> **Problem to solve**
Reproduce all lines of the listing below in which the word "page" occurs.

> **Data to process**

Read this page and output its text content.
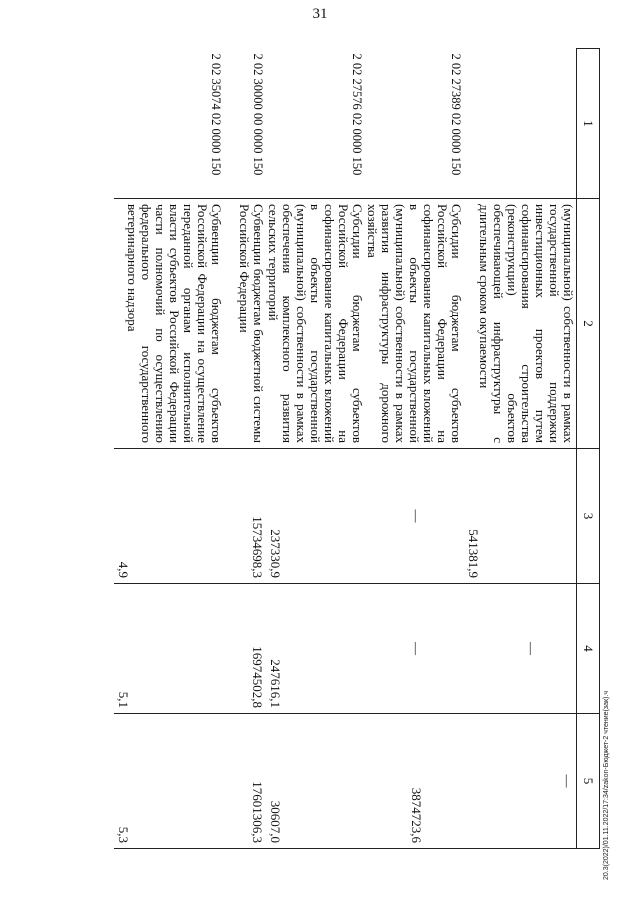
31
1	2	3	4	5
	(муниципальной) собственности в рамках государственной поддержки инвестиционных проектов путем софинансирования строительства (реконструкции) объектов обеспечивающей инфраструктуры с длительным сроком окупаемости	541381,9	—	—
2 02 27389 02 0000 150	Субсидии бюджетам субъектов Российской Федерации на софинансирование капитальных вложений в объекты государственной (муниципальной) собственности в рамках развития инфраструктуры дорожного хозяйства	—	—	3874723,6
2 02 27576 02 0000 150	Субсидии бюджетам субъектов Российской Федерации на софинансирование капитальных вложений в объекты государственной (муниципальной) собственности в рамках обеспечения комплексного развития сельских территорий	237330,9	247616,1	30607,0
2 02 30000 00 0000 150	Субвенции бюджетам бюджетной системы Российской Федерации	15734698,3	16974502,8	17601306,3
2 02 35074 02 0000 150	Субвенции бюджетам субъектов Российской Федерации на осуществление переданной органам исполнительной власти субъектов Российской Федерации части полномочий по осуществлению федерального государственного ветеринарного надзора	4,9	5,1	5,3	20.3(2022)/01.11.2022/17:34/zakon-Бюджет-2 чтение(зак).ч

--

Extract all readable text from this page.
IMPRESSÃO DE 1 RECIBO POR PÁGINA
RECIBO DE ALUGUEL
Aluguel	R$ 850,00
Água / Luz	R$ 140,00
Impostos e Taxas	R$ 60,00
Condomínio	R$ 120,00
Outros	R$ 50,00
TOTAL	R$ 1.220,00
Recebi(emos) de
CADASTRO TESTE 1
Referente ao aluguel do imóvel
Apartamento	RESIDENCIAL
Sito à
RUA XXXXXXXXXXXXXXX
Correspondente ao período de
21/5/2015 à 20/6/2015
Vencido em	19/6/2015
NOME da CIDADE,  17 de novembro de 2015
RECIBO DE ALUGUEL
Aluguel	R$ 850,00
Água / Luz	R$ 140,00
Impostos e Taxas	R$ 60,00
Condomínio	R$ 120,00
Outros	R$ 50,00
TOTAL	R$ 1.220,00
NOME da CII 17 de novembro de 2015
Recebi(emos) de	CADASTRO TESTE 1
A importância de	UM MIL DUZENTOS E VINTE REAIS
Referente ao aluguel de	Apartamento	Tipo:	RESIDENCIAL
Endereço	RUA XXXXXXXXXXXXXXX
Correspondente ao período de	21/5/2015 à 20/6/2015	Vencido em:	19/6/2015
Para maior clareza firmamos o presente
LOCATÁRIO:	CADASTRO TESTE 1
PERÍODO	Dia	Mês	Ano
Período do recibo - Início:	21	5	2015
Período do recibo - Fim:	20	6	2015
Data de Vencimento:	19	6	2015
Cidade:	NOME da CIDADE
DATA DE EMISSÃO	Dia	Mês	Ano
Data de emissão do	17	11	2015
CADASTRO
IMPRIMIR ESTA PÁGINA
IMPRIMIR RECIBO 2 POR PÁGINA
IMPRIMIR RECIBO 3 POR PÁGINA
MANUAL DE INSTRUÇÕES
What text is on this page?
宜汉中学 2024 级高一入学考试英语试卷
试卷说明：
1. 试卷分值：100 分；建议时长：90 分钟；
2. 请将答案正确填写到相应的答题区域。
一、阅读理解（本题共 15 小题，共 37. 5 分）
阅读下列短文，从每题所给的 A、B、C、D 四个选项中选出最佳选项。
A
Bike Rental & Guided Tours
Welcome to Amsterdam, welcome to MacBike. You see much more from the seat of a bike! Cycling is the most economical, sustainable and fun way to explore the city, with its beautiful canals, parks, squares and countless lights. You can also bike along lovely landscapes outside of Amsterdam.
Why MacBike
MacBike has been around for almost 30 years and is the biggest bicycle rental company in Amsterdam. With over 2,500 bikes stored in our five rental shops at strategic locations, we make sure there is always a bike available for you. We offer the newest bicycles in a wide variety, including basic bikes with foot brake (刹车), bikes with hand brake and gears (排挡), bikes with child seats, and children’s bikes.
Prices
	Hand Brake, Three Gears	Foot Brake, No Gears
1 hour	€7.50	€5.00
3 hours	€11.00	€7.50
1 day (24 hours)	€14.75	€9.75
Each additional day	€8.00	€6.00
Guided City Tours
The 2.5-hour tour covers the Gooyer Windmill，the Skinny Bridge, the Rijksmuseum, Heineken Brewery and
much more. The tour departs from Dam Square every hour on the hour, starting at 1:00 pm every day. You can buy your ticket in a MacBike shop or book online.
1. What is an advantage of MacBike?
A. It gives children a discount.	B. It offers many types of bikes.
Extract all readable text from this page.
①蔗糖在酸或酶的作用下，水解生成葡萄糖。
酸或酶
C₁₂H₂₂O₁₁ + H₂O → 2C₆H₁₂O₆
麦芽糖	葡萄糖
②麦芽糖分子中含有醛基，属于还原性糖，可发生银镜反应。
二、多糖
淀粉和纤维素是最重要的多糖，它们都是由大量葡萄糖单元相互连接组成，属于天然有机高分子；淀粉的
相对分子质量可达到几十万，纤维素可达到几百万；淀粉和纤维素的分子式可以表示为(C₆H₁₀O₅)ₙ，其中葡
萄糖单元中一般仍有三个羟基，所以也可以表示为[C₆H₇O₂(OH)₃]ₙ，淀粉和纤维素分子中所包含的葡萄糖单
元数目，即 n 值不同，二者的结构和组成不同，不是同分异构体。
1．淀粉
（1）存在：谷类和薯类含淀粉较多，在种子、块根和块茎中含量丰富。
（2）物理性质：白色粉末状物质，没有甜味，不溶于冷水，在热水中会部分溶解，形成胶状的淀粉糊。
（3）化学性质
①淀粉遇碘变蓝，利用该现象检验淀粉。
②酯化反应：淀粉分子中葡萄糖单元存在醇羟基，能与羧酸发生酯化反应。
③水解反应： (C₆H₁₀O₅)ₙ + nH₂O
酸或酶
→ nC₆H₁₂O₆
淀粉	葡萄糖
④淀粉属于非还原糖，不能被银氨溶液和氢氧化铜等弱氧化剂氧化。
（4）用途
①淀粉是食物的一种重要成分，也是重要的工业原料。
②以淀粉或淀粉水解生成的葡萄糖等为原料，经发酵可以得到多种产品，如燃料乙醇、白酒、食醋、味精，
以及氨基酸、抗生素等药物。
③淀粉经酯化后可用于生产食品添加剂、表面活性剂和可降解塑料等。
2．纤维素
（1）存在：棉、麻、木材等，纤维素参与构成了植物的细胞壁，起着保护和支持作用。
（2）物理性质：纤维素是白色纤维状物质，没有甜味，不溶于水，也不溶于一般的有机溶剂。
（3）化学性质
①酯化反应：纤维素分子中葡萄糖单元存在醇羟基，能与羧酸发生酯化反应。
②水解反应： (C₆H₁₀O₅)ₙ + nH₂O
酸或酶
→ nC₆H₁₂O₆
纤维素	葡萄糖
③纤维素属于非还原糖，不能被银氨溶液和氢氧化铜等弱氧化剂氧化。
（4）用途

--

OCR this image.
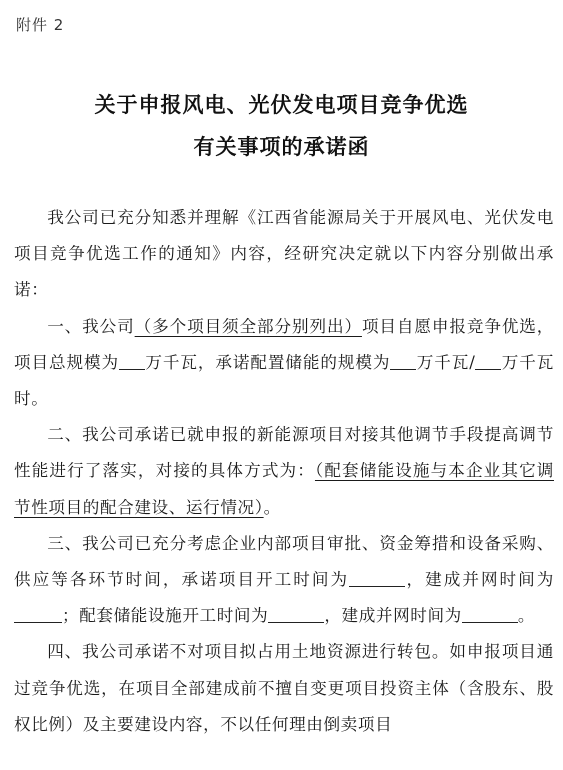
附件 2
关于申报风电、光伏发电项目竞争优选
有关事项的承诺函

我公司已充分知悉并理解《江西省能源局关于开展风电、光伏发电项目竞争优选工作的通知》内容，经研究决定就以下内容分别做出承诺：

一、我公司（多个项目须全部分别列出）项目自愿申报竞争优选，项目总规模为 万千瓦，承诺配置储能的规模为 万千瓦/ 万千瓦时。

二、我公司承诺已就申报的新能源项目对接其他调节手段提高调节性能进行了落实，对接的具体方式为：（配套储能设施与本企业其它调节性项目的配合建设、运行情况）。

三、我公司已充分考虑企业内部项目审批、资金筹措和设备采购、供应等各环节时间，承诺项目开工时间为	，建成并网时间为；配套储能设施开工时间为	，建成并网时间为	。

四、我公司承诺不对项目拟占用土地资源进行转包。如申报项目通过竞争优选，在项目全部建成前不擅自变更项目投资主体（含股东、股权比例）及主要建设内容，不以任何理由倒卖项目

> **Output below**
Read this page and output its text content.
Extract all readable text from this page.
What text is on this page?
Extract all readable text from this page.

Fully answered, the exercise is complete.